> [EXERCISE REQUIREMENTS]: Copy each line of the entries beneath that contains the word "culture".
>> START DATA SUPPLIED
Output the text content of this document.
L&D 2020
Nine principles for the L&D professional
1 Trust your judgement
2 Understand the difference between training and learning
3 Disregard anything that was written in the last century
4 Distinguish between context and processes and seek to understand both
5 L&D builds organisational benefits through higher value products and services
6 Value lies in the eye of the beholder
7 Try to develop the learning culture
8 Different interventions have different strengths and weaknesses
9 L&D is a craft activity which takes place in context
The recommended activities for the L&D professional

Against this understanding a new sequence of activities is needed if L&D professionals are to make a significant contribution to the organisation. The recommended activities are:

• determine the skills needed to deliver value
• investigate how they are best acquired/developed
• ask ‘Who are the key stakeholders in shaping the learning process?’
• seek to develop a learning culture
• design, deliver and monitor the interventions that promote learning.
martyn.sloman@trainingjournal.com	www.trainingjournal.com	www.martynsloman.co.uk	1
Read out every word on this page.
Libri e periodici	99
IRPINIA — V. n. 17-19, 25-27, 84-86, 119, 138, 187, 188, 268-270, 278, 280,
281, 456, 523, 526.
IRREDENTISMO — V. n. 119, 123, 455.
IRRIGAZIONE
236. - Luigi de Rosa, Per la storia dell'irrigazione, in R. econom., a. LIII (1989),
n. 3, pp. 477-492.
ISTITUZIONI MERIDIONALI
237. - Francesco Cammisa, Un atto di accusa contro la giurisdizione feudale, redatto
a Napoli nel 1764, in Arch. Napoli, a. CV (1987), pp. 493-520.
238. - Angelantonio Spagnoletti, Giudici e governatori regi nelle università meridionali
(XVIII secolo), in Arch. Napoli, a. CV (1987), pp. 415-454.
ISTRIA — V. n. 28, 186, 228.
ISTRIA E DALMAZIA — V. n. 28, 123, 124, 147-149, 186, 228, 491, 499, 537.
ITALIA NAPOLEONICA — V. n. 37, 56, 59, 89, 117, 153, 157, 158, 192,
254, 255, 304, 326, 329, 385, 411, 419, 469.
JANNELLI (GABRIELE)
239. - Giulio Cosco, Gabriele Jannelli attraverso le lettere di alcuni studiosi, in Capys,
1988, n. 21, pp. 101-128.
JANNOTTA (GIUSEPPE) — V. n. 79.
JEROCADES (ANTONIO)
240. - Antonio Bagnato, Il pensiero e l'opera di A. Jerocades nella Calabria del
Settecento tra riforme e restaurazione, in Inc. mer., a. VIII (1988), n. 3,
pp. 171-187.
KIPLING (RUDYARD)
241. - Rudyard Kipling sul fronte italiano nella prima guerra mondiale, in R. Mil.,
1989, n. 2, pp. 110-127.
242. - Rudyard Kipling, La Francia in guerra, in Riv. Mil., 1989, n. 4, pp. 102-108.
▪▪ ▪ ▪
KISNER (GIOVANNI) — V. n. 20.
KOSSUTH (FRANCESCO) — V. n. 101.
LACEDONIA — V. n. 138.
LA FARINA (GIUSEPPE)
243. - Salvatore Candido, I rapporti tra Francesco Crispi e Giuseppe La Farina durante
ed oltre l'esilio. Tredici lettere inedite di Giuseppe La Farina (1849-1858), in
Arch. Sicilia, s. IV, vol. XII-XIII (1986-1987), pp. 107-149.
>> END DATA SUPPLIED
> [RESULT FOR THIS EXERCISE]:
7 Try to develop the learning culture
• seek to develop a learning culture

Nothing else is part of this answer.